▸ **Given records**:
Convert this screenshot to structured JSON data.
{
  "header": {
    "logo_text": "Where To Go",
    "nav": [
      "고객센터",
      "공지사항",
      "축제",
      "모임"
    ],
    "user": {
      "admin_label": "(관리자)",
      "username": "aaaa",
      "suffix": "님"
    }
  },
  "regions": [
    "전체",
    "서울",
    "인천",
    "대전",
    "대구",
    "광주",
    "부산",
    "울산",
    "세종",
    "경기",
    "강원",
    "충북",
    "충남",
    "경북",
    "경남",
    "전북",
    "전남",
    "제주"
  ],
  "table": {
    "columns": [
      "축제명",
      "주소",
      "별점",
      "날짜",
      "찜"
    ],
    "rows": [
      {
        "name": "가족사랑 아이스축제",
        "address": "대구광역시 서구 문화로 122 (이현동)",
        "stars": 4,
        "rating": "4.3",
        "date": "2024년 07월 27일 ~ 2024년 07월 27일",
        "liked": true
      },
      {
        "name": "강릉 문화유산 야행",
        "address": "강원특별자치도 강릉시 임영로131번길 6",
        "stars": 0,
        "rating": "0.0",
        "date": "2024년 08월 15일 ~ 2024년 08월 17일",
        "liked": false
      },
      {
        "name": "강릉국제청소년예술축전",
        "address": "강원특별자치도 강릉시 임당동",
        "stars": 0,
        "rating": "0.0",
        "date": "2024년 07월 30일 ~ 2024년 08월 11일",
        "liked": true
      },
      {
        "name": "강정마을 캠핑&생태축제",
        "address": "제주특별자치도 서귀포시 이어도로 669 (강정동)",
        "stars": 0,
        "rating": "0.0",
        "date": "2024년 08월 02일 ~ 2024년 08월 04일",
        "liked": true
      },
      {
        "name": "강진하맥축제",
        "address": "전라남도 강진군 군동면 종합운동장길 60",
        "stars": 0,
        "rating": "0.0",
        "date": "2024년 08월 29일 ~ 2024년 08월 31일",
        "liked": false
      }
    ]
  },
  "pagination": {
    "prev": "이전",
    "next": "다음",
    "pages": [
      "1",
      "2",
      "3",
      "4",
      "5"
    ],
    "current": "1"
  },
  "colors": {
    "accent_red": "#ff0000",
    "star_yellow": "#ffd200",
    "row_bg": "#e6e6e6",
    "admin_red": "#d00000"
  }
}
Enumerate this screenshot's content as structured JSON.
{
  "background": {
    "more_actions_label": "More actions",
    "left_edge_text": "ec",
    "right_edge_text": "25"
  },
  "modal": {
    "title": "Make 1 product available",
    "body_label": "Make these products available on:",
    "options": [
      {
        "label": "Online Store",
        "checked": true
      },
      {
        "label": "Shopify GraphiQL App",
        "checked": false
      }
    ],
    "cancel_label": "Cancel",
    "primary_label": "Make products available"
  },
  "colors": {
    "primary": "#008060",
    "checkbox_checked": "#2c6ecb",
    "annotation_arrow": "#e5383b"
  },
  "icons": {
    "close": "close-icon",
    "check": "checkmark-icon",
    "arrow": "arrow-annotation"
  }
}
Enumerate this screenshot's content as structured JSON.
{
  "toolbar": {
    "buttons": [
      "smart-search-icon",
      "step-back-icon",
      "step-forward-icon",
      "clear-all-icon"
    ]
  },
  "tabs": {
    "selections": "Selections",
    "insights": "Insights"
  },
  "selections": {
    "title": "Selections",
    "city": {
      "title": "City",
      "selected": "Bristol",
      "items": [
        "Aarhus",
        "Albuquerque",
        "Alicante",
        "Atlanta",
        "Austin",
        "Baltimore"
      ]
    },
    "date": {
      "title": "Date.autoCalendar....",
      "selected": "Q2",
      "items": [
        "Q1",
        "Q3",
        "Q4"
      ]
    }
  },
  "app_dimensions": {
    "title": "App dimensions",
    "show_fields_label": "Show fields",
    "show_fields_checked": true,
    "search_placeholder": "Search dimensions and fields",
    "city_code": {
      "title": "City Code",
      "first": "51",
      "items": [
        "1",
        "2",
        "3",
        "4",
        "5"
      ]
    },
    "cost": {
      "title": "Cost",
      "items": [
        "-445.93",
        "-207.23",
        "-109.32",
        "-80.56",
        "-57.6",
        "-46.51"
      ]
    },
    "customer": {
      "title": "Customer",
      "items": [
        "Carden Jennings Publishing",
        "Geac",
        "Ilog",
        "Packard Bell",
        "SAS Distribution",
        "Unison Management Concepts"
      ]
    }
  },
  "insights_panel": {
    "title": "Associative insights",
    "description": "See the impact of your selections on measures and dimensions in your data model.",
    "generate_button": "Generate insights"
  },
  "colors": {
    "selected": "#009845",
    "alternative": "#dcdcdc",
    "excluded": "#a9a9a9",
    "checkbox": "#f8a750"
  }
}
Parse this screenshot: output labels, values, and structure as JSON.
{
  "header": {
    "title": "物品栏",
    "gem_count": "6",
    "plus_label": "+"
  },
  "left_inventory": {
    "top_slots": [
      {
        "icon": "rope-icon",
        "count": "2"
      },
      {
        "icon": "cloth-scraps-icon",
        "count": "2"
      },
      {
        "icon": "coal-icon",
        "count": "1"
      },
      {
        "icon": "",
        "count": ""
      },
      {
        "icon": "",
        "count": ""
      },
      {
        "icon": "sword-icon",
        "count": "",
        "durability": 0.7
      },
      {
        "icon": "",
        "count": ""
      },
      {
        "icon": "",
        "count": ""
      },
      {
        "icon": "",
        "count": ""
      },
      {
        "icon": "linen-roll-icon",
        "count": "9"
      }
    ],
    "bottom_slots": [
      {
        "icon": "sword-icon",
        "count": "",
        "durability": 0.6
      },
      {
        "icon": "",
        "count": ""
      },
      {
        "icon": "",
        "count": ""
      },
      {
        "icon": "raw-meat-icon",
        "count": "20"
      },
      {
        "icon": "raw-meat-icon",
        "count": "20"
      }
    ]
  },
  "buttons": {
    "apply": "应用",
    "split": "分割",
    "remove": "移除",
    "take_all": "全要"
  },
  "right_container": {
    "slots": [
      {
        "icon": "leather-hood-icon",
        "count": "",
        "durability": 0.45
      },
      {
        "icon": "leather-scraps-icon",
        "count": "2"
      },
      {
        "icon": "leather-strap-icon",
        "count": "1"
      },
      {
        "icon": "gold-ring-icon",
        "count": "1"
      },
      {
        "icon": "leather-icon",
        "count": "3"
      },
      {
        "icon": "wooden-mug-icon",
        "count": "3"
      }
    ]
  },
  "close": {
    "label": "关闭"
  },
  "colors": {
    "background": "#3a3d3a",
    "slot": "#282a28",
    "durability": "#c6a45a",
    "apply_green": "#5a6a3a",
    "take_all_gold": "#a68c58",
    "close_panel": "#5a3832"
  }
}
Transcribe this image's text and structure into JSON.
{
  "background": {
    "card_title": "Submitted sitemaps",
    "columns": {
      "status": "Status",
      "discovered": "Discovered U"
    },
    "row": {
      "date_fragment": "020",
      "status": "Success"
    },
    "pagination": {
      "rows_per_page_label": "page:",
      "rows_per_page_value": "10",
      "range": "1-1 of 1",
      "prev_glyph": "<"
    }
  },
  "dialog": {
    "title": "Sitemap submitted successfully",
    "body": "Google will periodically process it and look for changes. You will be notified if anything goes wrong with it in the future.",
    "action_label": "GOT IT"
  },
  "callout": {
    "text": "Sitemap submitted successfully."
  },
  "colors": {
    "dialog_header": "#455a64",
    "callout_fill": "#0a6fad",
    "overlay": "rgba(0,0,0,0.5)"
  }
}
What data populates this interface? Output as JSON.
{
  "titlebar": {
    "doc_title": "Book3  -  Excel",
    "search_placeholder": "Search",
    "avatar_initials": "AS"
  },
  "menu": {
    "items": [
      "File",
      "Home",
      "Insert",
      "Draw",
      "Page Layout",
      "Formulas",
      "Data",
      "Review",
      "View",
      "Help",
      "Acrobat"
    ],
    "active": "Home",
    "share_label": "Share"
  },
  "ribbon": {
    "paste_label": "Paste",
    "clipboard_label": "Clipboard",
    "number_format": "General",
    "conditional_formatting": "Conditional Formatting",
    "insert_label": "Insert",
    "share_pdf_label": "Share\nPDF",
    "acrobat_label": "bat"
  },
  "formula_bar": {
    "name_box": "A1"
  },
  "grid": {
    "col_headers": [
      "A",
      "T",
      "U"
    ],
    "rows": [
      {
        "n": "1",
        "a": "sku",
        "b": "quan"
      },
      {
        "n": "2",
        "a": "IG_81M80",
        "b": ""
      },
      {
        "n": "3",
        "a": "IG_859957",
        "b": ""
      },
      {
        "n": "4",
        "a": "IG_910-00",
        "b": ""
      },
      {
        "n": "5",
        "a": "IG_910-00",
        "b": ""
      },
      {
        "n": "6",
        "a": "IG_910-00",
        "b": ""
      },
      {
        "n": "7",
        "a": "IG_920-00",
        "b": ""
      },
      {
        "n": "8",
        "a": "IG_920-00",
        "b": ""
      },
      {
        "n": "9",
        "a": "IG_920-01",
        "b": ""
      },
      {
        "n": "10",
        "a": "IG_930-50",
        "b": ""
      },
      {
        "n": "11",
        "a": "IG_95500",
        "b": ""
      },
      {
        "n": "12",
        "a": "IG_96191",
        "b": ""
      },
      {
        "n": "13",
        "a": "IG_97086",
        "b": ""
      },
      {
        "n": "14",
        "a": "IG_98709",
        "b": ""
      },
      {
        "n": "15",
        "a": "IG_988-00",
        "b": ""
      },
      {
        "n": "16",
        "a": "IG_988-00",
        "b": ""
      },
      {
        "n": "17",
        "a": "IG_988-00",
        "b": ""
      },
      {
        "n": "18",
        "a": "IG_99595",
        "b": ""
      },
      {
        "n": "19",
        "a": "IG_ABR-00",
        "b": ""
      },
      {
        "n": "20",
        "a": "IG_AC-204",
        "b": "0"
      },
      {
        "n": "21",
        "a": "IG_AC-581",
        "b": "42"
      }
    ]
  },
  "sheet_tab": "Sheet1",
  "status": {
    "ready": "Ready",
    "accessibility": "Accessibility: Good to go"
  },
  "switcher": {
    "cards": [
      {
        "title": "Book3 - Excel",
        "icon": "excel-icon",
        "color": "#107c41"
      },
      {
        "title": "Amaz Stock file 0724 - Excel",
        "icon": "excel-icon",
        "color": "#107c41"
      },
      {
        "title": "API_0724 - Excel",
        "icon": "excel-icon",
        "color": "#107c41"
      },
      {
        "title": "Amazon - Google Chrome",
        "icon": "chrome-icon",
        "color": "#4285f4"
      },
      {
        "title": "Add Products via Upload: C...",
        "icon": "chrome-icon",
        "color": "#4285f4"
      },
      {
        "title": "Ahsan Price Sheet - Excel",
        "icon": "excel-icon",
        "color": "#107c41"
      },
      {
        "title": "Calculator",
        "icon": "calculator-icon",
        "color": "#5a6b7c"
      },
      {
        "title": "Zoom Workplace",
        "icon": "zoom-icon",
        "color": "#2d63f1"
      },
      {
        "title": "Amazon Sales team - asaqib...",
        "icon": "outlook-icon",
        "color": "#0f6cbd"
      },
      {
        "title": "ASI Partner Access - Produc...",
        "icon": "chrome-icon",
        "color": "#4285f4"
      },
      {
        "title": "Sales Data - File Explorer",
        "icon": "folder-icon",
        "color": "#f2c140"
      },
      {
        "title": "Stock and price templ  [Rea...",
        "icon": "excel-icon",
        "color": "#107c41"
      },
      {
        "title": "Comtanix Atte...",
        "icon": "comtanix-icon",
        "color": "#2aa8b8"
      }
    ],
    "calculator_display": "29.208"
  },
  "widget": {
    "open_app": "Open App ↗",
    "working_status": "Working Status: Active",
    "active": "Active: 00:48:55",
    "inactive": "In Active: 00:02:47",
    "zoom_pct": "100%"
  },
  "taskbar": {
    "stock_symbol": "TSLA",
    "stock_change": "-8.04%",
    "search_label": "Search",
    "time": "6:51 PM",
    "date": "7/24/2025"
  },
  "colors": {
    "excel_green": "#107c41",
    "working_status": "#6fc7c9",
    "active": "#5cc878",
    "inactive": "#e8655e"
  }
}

▸ **Goal**: Which lines include the word "Amazon"? List them all.

▸ **The answer**:
        "title": "Amazon - Google Chrome",
        "title": "Amazon Sales team - asaqib...",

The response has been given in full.